[Stored data]
▬▬▬▬▬▬

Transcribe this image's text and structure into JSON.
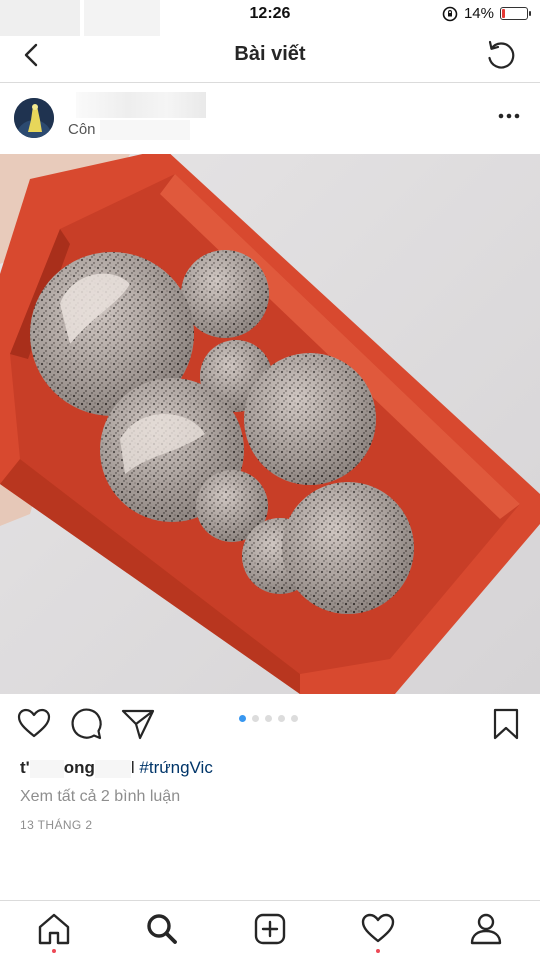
{
  "status_bar": {
    "time": "12:26",
    "battery_percent_label": "14%",
    "battery_level": 0.14
  },
  "nav": {
    "title": "Bài viết"
  },
  "post": {
    "location_prefix": "Côn",
    "caption_username_fragment_1": "t'",
    "caption_username_fragment_2": "ong",
    "caption_username_fragment_3": "l",
    "hashtag": "#trứngVic",
    "view_comments": "Xem tất cả 2 bình luận",
    "date": "13 THÁNG 2",
    "carousel": {
      "count": 5,
      "active_index": 0
    }
  },
  "icons": {
    "back": "chevron-left-icon",
    "refresh": "refresh-icon",
    "more": "more-icon",
    "like": "heart-icon",
    "comment": "comment-icon",
    "share": "send-icon",
    "save": "bookmark-icon",
    "tabs": [
      "home-icon",
      "search-icon",
      "add-icon",
      "activity-icon",
      "profile-icon"
    ]
  },
  "colors": {
    "accent_blue": "#3897f0",
    "notification_red": "#ed4956",
    "battery_red": "#e53935",
    "hashtag": "#003569"
  }
}
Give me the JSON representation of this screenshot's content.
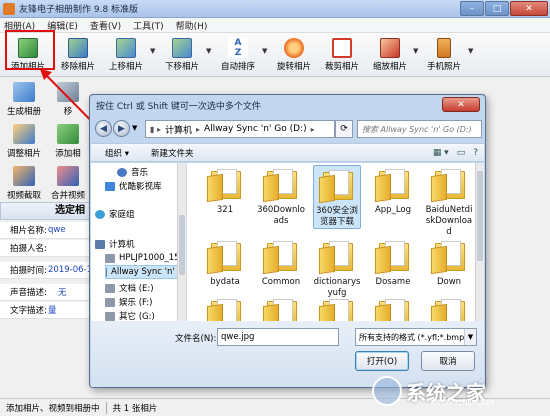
{
  "app": {
    "title": "友锋电子相册制作 9.8 标准版",
    "menu": [
      "相册(A)",
      "编辑(E)",
      "查看(V)",
      "工具(T)",
      "帮助(H)"
    ],
    "toolbar": [
      {
        "label": "添加相片",
        "icon": "add-photo-icon",
        "color": "#2f8a3a"
      },
      {
        "label": "移除相片",
        "icon": "remove-photo-icon",
        "color": "#3e7bc9"
      },
      {
        "label": "上移相片",
        "icon": "move-up-icon",
        "color": "#4a8ad0"
      },
      {
        "label": "下移相片",
        "icon": "move-down-icon",
        "color": "#4a8ad0"
      },
      {
        "label": "自动排序",
        "icon": "sort-az-icon",
        "color": "#3264b4"
      },
      {
        "label": "旋转相片",
        "icon": "rotate-icon",
        "color": "#e86b1e"
      },
      {
        "label": "裁剪相片",
        "icon": "crop-icon",
        "color": "#d23a2a"
      },
      {
        "label": "缩放相片",
        "icon": "resize-icon",
        "color": "#c9352a"
      },
      {
        "label": "手机照片",
        "icon": "phone-icon",
        "color": "#d0771c"
      }
    ],
    "side_tools": [
      {
        "label": "生成相册",
        "icon": "generate-album-icon"
      },
      {
        "label": "移",
        "icon": "move-icon"
      },
      {
        "label": "调整相片",
        "icon": "adjust-photo-icon"
      },
      {
        "label": "添加相",
        "icon": "add-icon"
      },
      {
        "label": "视频截取",
        "icon": "video-capture-icon"
      },
      {
        "label": "合并视频",
        "icon": "merge-video-icon"
      }
    ],
    "panel": {
      "header": "选定相",
      "rows": [
        {
          "key": "相片名称:",
          "value": "qwe"
        },
        {
          "key": "拍摄人名:",
          "value": ""
        },
        {
          "key": "拍摄时间:",
          "value": "2019-06-19"
        },
        {
          "key": "声音描述:",
          "value": "无"
        },
        {
          "key": "文字描述:",
          "value": "量"
        }
      ]
    },
    "status": {
      "left": "添加相片、视频到相册中",
      "right": "共 1 张相片"
    }
  },
  "dialog": {
    "title": "按住 Ctrl 或 Shift 键可一次选中多个文件",
    "close": "✕",
    "breadcrumb": [
      "计算机",
      "Allway Sync 'n' Go (D:)"
    ],
    "search_placeholder": "搜索 Allway Sync 'n' Go (D:)",
    "commands": {
      "organize": "组织 ▾",
      "new_folder": "新建文件夹"
    },
    "nav": [
      {
        "label": "音乐",
        "type": "music",
        "color": "#4b78c3"
      },
      {
        "label": "优酷影视库",
        "type": "video",
        "color": "#3e86d9"
      },
      {
        "label": "家庭组",
        "type": "homegroup",
        "color": "#3aa0d8"
      },
      {
        "label": "计算机",
        "type": "computer",
        "color": "#5a7aa8"
      },
      {
        "label": "HPLJP1000_150",
        "type": "drive",
        "color": "#8d98a8"
      },
      {
        "label": "Allway Sync 'n' G",
        "type": "drive",
        "color": "#6f7d91"
      },
      {
        "label": "文档 (E:)",
        "type": "drive",
        "color": "#8d98a8"
      },
      {
        "label": "娱乐 (F:)",
        "type": "drive",
        "color": "#8d98a8"
      },
      {
        "label": "其它 (G:)",
        "type": "drive",
        "color": "#8d98a8"
      }
    ],
    "files": [
      {
        "name": "321"
      },
      {
        "name": "360Downloads"
      },
      {
        "name": "360安全浏览器下载"
      },
      {
        "name": "App_Log"
      },
      {
        "name": "BaiduNetdiskDownload"
      },
      {
        "name": "bydata"
      },
      {
        "name": "Common"
      },
      {
        "name": "dictionarysyufg"
      },
      {
        "name": "Dosame"
      },
      {
        "name": "Down"
      },
      {
        "name": ""
      },
      {
        "name": ""
      },
      {
        "name": ""
      },
      {
        "name": ""
      },
      {
        "name": ""
      }
    ],
    "filename_label": "文件名(N):",
    "filename_value": "qwe.jpg",
    "filter_value": "所有支持的格式 (*.yfl;*.bmp;*.j",
    "open_label": "打开(O)",
    "cancel_label": "取消"
  },
  "watermark": {
    "text": "系统之家",
    "url": "XITONGZHIJIA.NET"
  }
}
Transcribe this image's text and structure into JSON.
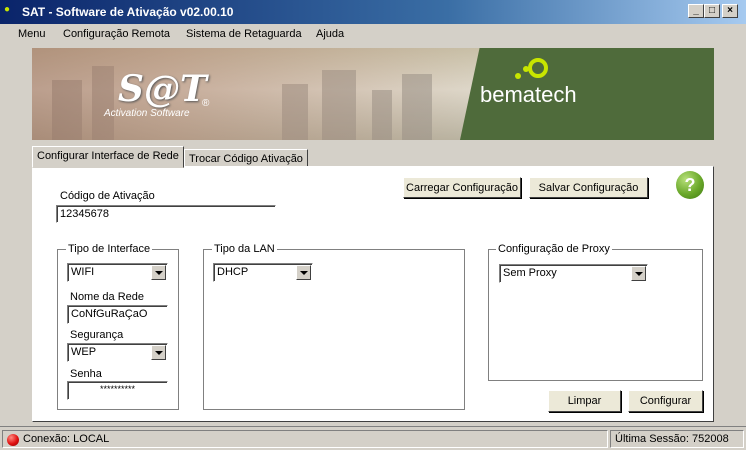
{
  "window": {
    "title": "SAT - Software de Ativação v02.00.10",
    "controls": {
      "minimize": "_",
      "maximize": "□",
      "close": "×"
    }
  },
  "menu": [
    "Menu",
    "Configuração Remota",
    "Sistema de Retaguarda",
    "Ajuda"
  ],
  "banner": {
    "logo_text": "S@T",
    "logo_mark": "®",
    "logo_subtitle": "Activation Software",
    "brand": "bematech"
  },
  "tabs": [
    {
      "label": "Configurar Interface de Rede",
      "active": true
    },
    {
      "label": "Trocar Código Ativação",
      "active": false
    }
  ],
  "form": {
    "activation_code_label": "Código de Ativação",
    "activation_code_value": "12345678",
    "load_config_button": "Carregar Configuração",
    "save_config_button": "Salvar Configuração",
    "help_button": "?",
    "interface_group": {
      "title": "Tipo de Interface",
      "interface_value": "WIFI",
      "network_name_label": "Nome da Rede",
      "network_name_value": "CoNfGuRaÇaO",
      "security_label": "Segurança",
      "security_value": "WEP",
      "password_label": "Senha",
      "password_value": "**********"
    },
    "lan_group": {
      "title": "Tipo da LAN",
      "lan_value": "DHCP"
    },
    "proxy_group": {
      "title": "Configuração de Proxy",
      "proxy_value": "Sem Proxy"
    },
    "clear_button": "Limpar",
    "configure_button": "Configurar"
  },
  "status": {
    "connection": "Conexão: LOCAL",
    "last_session": "Última Sessão: 752008"
  },
  "colors": {
    "title_bar": "#0a246a",
    "window_bg": "#d4d0c8",
    "banner_green": "#4f6b3b",
    "accent_green": "#6aa82a",
    "status_red": "#e01010"
  }
}
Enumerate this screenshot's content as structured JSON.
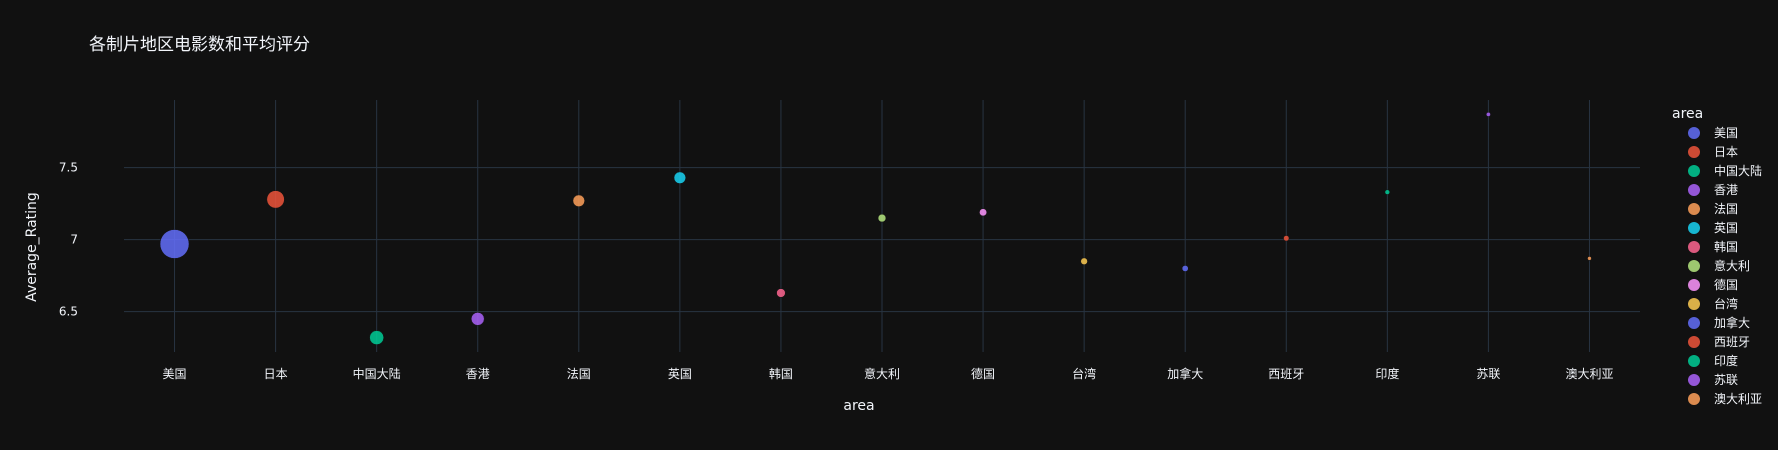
{
  "chart_data": {
    "type": "scatter",
    "title": "各制片地区电影数和平均评分",
    "xlabel": "area",
    "ylabel": "Average_Rating",
    "categories": [
      "美国",
      "日本",
      "中国大陆",
      "香港",
      "法国",
      "英国",
      "韩国",
      "意大利",
      "德国",
      "台湾",
      "加拿大",
      "西班牙",
      "印度",
      "苏联",
      "澳大利亚"
    ],
    "yticks": [
      6.5,
      7,
      7.5
    ],
    "ytick_labels": [
      "6.5",
      "7",
      "7.5"
    ],
    "ylim": [
      6.22,
      7.97
    ],
    "grid": true,
    "legend_title": "area",
    "legend_placement": "right",
    "series": [
      {
        "name": "美国",
        "y": 6.97,
        "count": 55,
        "color": "#636efa"
      },
      {
        "name": "日本",
        "y": 7.28,
        "count": 20,
        "color": "#EF553B"
      },
      {
        "name": "中国大陆",
        "y": 6.32,
        "count": 13,
        "color": "#00cc96"
      },
      {
        "name": "香港",
        "y": 6.45,
        "count": 11,
        "color": "#ab63fa"
      },
      {
        "name": "法国",
        "y": 7.27,
        "count": 9,
        "color": "#FFA15A"
      },
      {
        "name": "英国",
        "y": 7.43,
        "count": 9,
        "color": "#19d3f3"
      },
      {
        "name": "韩国",
        "y": 6.63,
        "count": 5,
        "color": "#FF6692"
      },
      {
        "name": "意大利",
        "y": 7.15,
        "count": 4,
        "color": "#B6E880"
      },
      {
        "name": "德国",
        "y": 7.19,
        "count": 3.5,
        "color": "#FF97FF"
      },
      {
        "name": "台湾",
        "y": 6.85,
        "count": 3,
        "color": "#FECB52"
      },
      {
        "name": "加拿大",
        "y": 6.8,
        "count": 2.5,
        "color": "#636efa"
      },
      {
        "name": "西班牙",
        "y": 7.01,
        "count": 2,
        "color": "#EF553B"
      },
      {
        "name": "印度",
        "y": 7.33,
        "count": 1.5,
        "color": "#00cc96"
      },
      {
        "name": "苏联",
        "y": 7.87,
        "count": 1.2,
        "color": "#ab63fa"
      },
      {
        "name": "澳大利亚",
        "y": 6.87,
        "count": 1,
        "color": "#FFA15A"
      }
    ]
  },
  "colors": {
    "background": "#111111",
    "grid": "#283442",
    "text": "#f2f5fa"
  }
}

▬▬▬▬▬▬

→ **WHAT IS REQUIRED**
Out of the preceding entries, pull every line containing the string "Configurar".

→ **RESULT OF THE EXERCISE**
      "label": "Configurar Interface de Rede",
    "configure_button": "Configurar"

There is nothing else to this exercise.